WHAT YOU HAVE TO DO:
Go through the data below. Pull out every line that has the word "page".

MATERIAL FOR THIS TASK:
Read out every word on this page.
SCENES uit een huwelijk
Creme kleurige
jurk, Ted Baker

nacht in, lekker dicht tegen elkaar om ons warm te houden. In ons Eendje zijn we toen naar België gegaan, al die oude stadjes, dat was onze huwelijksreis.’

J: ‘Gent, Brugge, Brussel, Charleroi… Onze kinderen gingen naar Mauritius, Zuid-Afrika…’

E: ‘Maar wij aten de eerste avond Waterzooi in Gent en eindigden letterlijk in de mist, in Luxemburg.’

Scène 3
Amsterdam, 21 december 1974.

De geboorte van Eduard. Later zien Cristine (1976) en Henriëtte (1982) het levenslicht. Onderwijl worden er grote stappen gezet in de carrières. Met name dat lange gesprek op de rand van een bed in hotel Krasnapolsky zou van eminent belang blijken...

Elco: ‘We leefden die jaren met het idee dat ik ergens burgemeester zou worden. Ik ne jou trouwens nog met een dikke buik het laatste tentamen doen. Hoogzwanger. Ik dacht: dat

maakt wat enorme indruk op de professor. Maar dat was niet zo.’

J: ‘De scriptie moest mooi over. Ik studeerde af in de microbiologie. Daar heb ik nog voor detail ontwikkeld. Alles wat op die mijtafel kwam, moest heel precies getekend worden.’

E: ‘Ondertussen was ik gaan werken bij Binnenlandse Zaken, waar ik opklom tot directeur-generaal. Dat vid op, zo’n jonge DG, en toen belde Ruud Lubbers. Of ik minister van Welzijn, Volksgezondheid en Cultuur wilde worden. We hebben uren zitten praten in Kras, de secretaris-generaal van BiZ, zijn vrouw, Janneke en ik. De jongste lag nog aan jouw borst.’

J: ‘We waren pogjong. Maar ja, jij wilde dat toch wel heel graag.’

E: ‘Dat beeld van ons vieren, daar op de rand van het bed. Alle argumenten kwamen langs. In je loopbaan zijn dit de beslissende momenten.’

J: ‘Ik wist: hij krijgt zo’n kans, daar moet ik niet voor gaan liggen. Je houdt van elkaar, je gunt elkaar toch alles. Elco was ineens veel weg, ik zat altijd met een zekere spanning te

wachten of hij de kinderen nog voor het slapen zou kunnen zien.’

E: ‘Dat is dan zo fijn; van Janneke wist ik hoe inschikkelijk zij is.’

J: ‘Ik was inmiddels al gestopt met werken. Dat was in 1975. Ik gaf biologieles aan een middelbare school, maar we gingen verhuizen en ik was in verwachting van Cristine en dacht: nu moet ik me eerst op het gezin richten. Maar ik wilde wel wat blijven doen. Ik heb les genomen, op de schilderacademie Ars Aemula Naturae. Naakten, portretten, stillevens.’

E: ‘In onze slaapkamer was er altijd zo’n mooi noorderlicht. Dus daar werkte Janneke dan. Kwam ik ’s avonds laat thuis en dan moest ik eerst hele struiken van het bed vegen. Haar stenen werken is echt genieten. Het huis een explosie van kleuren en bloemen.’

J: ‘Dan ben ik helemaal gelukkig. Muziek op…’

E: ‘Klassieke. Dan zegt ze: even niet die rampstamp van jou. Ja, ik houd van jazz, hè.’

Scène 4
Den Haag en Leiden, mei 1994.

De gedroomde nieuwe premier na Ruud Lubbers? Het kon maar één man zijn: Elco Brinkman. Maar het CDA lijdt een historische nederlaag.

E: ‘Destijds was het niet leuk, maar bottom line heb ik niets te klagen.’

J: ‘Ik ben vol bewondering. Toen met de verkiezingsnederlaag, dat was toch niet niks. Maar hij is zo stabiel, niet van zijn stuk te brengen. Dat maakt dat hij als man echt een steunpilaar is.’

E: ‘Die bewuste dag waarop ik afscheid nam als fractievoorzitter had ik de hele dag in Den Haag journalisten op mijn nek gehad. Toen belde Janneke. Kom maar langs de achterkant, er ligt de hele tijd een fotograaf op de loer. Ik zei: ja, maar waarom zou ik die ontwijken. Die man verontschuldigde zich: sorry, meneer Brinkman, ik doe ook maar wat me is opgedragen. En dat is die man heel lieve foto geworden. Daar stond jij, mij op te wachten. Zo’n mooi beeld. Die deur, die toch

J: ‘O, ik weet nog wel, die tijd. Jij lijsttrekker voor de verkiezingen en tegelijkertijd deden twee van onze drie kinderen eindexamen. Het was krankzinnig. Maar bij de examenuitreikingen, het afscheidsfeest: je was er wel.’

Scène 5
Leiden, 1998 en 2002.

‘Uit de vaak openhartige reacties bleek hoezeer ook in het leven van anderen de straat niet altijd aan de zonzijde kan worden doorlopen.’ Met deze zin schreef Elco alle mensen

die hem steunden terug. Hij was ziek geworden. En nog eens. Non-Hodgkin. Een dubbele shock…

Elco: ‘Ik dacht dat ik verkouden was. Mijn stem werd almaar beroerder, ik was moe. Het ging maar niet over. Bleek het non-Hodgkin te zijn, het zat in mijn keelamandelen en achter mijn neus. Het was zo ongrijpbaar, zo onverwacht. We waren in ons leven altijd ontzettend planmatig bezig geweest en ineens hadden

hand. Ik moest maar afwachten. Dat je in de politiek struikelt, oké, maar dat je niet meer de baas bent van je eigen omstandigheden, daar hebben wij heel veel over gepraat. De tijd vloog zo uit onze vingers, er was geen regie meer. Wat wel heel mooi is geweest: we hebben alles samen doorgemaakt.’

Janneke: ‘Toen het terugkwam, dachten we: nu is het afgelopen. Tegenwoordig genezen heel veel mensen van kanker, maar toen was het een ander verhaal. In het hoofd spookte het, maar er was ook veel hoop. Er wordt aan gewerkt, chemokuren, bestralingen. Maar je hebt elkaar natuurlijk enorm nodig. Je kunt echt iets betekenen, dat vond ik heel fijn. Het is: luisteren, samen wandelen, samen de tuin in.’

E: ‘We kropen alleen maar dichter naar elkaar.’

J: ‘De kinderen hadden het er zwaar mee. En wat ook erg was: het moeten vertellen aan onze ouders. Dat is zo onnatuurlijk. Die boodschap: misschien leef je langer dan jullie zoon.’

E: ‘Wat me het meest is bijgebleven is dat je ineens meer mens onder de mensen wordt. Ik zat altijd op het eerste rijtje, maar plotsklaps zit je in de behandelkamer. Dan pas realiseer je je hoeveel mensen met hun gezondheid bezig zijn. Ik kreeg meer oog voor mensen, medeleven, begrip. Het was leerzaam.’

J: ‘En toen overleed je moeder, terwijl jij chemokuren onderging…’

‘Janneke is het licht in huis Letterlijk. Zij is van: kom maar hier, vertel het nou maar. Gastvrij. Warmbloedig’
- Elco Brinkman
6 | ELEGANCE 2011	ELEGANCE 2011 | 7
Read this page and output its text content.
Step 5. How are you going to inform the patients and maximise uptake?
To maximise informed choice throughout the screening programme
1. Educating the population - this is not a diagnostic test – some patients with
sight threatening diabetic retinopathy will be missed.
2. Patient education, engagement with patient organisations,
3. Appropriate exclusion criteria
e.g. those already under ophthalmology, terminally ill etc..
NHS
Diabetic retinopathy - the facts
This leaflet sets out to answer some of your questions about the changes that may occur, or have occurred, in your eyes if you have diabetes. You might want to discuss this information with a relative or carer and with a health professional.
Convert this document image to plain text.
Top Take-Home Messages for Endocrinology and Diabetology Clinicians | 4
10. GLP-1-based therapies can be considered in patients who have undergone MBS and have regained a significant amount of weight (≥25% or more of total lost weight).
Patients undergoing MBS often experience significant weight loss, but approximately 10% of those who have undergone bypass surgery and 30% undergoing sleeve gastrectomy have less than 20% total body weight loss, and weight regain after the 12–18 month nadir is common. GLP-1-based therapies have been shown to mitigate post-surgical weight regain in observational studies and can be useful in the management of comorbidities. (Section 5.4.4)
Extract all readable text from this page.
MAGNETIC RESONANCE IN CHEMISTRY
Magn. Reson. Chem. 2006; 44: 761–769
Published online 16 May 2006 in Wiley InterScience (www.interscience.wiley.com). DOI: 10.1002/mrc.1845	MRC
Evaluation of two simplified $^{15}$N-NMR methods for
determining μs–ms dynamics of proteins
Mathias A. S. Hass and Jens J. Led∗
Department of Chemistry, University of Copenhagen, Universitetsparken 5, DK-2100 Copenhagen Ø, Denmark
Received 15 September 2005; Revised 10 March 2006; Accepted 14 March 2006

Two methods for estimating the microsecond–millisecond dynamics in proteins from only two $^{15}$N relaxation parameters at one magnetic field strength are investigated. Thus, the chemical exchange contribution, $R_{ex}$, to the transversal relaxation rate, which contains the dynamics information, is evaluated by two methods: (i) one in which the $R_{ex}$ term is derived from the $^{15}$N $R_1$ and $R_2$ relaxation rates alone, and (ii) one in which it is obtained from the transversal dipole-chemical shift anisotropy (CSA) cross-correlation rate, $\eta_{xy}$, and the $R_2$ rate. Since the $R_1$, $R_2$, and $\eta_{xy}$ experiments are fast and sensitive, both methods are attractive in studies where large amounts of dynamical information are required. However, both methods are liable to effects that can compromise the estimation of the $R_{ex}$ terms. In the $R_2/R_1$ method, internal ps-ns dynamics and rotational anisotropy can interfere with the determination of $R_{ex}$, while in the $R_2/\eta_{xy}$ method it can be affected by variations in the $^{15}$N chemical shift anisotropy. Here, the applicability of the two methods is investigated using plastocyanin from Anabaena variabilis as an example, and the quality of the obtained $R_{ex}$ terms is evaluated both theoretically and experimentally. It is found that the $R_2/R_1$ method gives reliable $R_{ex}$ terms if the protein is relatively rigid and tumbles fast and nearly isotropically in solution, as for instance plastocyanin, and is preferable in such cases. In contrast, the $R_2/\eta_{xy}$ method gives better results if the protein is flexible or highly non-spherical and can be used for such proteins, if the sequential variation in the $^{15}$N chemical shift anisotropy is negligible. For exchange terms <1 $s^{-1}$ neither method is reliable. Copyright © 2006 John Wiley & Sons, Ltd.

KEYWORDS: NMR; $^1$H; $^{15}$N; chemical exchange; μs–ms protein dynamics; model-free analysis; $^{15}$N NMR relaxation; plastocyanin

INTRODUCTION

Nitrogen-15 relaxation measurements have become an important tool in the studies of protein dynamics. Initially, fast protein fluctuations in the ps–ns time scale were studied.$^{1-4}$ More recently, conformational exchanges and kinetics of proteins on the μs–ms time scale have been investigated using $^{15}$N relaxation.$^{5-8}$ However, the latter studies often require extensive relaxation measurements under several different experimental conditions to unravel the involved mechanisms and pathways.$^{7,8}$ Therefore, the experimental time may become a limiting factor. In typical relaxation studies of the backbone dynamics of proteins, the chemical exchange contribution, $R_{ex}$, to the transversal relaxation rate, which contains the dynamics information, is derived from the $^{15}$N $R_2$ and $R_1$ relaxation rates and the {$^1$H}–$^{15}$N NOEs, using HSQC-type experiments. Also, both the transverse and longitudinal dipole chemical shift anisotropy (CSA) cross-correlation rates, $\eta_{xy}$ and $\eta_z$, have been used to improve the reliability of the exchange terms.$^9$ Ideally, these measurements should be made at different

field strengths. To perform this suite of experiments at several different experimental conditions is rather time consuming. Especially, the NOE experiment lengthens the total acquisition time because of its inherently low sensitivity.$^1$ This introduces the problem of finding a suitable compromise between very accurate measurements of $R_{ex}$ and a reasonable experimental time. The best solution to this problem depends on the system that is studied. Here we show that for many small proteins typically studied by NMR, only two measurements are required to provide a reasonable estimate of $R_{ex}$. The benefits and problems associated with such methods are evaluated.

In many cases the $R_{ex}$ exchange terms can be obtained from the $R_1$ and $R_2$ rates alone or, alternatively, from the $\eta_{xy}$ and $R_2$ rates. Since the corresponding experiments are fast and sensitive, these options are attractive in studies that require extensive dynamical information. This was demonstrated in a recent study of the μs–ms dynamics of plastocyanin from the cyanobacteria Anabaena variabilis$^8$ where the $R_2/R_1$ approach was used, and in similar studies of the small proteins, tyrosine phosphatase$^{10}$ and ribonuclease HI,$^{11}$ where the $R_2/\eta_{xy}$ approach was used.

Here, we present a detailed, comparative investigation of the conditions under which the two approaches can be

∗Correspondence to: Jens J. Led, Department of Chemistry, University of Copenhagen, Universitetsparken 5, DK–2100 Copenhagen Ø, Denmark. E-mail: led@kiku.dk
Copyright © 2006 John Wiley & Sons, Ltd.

RESPONSE BOX:
Read out every word on this page.
Read this page and output its text content.
Extract all readable text from this page.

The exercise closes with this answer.